[Dataset items]
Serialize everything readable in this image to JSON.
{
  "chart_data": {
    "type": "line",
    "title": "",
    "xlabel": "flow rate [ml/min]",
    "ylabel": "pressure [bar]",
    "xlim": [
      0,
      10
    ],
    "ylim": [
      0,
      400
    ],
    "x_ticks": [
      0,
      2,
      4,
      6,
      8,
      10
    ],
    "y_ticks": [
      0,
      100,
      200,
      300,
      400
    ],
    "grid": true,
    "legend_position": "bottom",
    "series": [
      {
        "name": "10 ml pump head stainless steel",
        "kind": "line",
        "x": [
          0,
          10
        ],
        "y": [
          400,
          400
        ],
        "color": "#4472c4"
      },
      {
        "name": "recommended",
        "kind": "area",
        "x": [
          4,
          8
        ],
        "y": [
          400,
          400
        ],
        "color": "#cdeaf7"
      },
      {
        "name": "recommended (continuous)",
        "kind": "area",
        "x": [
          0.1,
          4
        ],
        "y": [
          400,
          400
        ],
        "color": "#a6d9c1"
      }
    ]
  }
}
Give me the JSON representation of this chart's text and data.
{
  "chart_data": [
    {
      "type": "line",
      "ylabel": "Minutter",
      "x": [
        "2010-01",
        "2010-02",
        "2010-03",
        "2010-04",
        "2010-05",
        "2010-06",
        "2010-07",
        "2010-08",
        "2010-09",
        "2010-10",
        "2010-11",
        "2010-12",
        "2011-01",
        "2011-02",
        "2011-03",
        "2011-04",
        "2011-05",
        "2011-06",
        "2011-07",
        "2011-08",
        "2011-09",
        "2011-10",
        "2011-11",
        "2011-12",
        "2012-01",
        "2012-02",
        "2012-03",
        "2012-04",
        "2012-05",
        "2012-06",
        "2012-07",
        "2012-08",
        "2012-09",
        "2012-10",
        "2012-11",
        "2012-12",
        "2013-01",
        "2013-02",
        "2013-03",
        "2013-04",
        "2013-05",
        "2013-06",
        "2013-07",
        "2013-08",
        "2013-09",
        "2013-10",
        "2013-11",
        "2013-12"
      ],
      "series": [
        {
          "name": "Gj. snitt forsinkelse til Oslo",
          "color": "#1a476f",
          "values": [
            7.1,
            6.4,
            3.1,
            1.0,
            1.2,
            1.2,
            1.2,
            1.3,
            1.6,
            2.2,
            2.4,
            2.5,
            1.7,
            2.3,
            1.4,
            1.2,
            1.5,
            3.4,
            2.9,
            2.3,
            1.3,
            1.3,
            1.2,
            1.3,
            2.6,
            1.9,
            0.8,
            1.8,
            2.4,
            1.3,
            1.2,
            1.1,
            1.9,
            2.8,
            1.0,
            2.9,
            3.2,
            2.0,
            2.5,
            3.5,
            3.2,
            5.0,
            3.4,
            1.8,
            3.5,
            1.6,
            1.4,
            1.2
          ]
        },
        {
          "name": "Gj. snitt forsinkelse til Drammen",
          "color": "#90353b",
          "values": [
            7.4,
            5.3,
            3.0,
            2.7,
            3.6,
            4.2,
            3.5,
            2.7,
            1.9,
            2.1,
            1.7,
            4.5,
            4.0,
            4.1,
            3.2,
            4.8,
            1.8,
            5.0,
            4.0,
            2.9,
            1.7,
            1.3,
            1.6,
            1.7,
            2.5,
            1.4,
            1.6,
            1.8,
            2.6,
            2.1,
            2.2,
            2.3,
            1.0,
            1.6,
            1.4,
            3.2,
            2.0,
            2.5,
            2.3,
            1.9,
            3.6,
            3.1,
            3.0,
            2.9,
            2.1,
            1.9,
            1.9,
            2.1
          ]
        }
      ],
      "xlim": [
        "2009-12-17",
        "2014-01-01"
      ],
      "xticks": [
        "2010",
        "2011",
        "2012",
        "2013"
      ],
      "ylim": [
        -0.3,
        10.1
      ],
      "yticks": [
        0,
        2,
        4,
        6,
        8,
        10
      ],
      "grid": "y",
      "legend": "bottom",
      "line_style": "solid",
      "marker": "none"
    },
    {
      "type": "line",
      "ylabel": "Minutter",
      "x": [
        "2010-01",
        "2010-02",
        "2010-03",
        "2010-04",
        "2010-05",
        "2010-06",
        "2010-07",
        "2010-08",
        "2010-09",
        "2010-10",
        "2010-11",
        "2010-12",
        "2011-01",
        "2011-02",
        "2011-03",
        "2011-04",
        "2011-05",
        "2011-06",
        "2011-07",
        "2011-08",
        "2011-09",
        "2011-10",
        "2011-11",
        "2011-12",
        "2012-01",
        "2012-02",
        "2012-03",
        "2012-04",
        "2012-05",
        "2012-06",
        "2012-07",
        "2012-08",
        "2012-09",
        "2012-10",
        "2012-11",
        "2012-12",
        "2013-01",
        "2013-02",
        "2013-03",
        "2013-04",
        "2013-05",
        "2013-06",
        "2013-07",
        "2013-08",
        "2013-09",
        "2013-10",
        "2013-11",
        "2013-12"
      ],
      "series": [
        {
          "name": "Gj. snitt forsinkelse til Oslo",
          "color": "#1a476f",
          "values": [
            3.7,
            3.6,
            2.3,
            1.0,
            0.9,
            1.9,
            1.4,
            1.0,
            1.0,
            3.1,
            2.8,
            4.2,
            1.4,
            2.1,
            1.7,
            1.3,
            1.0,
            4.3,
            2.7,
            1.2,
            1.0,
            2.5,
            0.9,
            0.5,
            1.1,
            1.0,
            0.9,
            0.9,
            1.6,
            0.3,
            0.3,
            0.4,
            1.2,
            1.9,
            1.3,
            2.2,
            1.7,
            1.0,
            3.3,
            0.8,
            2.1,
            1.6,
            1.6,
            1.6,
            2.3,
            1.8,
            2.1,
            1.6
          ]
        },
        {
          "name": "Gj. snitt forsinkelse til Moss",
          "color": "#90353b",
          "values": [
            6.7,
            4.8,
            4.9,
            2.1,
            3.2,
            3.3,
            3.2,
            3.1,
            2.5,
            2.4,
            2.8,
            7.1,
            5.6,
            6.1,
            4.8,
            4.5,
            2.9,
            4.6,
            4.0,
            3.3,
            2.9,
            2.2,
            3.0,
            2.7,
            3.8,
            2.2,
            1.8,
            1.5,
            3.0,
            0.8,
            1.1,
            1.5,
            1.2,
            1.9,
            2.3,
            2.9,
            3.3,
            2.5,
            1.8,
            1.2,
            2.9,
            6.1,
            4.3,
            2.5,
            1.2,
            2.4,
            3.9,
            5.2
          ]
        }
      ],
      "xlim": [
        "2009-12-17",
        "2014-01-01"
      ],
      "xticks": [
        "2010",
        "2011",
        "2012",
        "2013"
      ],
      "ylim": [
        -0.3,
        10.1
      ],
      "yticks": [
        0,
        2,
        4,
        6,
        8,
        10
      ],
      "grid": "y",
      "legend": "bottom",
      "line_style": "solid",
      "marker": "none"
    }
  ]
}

## [Task to carry out]
In the records above, find the lines containing "color" and copy them.

## [Written response]
        "color": "#4472c4"
        "color": "#cdeaf7"
        "color": "#a6d9c1"
          "color": "#1a476f",
          "color": "#90353b",
          "color": "#1a476f",
          "color": "#90353b",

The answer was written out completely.